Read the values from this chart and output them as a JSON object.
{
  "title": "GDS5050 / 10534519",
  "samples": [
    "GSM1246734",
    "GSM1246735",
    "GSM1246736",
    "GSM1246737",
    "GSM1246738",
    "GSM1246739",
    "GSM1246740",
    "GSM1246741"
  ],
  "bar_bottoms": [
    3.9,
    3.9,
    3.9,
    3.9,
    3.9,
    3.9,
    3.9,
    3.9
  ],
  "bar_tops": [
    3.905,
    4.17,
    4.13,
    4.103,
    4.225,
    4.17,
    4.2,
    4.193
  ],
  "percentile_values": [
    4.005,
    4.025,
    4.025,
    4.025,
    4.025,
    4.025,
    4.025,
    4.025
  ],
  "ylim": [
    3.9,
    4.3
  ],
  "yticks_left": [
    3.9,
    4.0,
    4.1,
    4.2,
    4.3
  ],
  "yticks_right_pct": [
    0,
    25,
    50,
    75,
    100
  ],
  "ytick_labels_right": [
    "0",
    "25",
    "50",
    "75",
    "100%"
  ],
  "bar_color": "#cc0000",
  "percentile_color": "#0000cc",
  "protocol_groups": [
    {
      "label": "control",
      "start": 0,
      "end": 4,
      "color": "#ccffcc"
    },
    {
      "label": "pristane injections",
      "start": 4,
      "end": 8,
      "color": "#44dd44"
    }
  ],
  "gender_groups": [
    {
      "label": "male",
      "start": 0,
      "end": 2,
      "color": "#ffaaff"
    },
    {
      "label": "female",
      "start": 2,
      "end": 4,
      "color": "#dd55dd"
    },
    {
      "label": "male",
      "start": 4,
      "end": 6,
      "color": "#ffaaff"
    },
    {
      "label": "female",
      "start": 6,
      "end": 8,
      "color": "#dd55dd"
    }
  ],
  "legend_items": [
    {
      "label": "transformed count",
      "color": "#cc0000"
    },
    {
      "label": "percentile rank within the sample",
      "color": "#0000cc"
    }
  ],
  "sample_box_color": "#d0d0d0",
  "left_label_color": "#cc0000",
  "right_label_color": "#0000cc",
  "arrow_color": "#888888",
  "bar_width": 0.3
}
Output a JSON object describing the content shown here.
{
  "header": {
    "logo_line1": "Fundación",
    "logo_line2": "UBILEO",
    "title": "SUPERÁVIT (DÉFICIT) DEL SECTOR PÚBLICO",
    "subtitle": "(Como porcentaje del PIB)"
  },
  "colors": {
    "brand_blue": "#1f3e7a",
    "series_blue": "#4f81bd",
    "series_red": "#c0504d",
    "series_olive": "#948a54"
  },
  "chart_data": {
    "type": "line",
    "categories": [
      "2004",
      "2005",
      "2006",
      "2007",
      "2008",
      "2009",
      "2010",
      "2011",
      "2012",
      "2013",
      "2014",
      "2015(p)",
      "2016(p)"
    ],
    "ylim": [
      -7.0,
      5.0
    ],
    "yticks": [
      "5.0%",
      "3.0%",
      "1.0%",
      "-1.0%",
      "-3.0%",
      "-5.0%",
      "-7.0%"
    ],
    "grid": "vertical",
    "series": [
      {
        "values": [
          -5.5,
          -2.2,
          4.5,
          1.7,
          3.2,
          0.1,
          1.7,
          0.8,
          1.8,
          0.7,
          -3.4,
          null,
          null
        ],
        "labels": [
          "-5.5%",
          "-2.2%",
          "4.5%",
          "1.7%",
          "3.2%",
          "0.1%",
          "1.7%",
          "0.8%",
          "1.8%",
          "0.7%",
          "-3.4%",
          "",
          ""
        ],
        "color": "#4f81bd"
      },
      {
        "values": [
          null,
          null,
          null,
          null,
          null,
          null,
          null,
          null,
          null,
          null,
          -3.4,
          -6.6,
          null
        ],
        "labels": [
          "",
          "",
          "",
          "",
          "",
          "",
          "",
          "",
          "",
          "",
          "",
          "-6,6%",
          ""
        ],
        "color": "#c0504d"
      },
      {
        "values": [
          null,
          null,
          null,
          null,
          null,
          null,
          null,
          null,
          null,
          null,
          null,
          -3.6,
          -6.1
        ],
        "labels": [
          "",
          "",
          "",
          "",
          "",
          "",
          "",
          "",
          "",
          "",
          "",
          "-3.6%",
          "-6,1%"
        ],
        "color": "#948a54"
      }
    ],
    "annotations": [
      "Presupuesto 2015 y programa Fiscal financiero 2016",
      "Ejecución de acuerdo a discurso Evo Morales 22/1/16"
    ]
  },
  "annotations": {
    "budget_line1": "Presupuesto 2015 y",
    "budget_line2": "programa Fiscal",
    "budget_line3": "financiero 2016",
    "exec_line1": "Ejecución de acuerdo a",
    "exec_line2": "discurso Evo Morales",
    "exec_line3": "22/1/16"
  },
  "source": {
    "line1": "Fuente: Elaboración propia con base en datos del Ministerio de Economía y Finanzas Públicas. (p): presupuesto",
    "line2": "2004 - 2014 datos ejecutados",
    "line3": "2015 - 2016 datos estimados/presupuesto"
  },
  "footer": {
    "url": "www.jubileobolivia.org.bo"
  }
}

+ + +

Repeat the data precisely, line by line.

- **Correct answer**:
Read the values from this chart and output them as a JSON object.
{
  "title": "GDS5050 / 10534519",
  "samples": [
    "GSM1246734",
    "GSM1246735",
    "GSM1246736",
    "GSM1246737",
    "GSM1246738",
    "GSM1246739",
    "GSM1246740",
    "GSM1246741"
  ],
  "bar_bottoms": [
    3.9,
    3.9,
    3.9,
    3.9,
    3.9,
    3.9,
    3.9,
    3.9
  ],
  "bar_tops": [
    3.905,
    4.17,
    4.13,
    4.103,
    4.225,
    4.17,
    4.2,
    4.193
  ],
  "percentile_values": [
    4.005,
    4.025,
    4.025,
    4.025,
    4.025,
    4.025,
    4.025,
    4.025
  ],
  "ylim": [
    3.9,
    4.3
  ],
  "yticks_left": [
    3.9,
    4.0,
    4.1,
    4.2,
    4.3
  ],
  "yticks_right_pct": [
    0,
    25,
    50,
    75,
    100
  ],
  "ytick_labels_right": [
    "0",
    "25",
    "50",
    "75",
    "100%"
  ],
  "bar_color": "#cc0000",
  "percentile_color": "#0000cc",
  "protocol_groups": [
    {
      "label": "control",
      "start": 0,
      "end": 4,
      "color": "#ccffcc"
    },
    {
      "label": "pristane injections",
      "start": 4,
      "end": 8,
      "color": "#44dd44"
    }
  ],
  "gender_groups": [
    {
      "label": "male",
      "start": 0,
      "end": 2,
      "color": "#ffaaff"
    },
    {
      "label": "female",
      "start": 2,
      "end": 4,
      "color": "#dd55dd"
    },
    {
      "label": "male",
      "start": 4,
      "end": 6,
      "color": "#ffaaff"
    },
    {
      "label": "female",
      "start": 6,
      "end": 8,
      "color": "#dd55dd"
    }
  ],
  "legend_items": [
    {
      "label": "transformed count",
      "color": "#cc0000"
    },
    {
      "label": "percentile rank within the sample",
      "color": "#0000cc"
    }
  ],
  "sample_box_color": "#d0d0d0",
  "left_label_color": "#cc0000",
  "right_label_color": "#0000cc",
  "arrow_color": "#888888",
  "bar_width": 0.3
}
Output a JSON object describing the content shown here.
{
  "header": {
    "logo_line1": "Fundación",
    "logo_line2": "UBILEO",
    "title": "SUPERÁVIT (DÉFICIT) DEL SECTOR PÚBLICO",
    "subtitle": "(Como porcentaje del PIB)"
  },
  "colors": {
    "brand_blue": "#1f3e7a",
    "series_blue": "#4f81bd",
    "series_red": "#c0504d",
    "series_olive": "#948a54"
  },
  "chart_data": {
    "type": "line",
    "categories": [
      "2004",
      "2005",
      "2006",
      "2007",
      "2008",
      "2009",
      "2010",
      "2011",
      "2012",
      "2013",
      "2014",
      "2015(p)",
      "2016(p)"
    ],
    "ylim": [
      -7.0,
      5.0
    ],
    "yticks": [
      "5.0%",
      "3.0%",
      "1.0%",
      "-1.0%",
      "-3.0%",
      "-5.0%",
      "-7.0%"
    ],
    "grid": "vertical",
    "series": [
      {
        "values": [
          -5.5,
          -2.2,
          4.5,
          1.7,
          3.2,
          0.1,
          1.7,
          0.8,
          1.8,
          0.7,
          -3.4,
          null,
          null
        ],
        "labels": [
          "-5.5%",
          "-2.2%",
          "4.5%",
          "1.7%",
          "3.2%",
          "0.1%",
          "1.7%",
          "0.8%",
          "1.8%",
          "0.7%",
          "-3.4%",
          "",
          ""
        ],
        "color": "#4f81bd"
      },
      {
        "values": [
          null,
          null,
          null,
          null,
          null,
          null,
          null,
          null,
          null,
          null,
          -3.4,
          -6.6,
          null
        ],
        "labels": [
          "",
          "",
          "",
          "",
          "",
          "",
          "",
          "",
          "",
          "",
          "",
          "-6,6%",
          ""
        ],
        "color": "#c0504d"
      },
      {
        "values": [
          null,
          null,
          null,
          null,
          null,
          null,
          null,
          null,
          null,
          null,
          null,
          -3.6,
          -6.1
        ],
        "labels": [
          "",
          "",
          "",
          "",
          "",
          "",
          "",
          "",
          "",
          "",
          "",
          "-3.6%",
          "-6,1%"
        ],
        "color": "#948a54"
      }
    ],
    "annotations": [
      "Presupuesto 2015 y programa Fiscal financiero 2016",
      "Ejecución de acuerdo a discurso Evo Morales 22/1/16"
    ]
  },
  "annotations": {
    "budget_line1": "Presupuesto 2015 y",
    "budget_line2": "programa Fiscal",
    "budget_line3": "financiero 2016",
    "exec_line1": "Ejecución de acuerdo a",
    "exec_line2": "discurso Evo Morales",
    "exec_line3": "22/1/16"
  },
  "source": {
    "line1": "Fuente: Elaboración propia con base en datos del Ministerio de Economía y Finanzas Públicas. (p): presupuesto",
    "line2": "2004 - 2014 datos ejecutados",
    "line3": "2015 - 2016 datos estimados/presupuesto"
  },
  "footer": {
    "url": "www.jubileobolivia.org.bo"
  }
}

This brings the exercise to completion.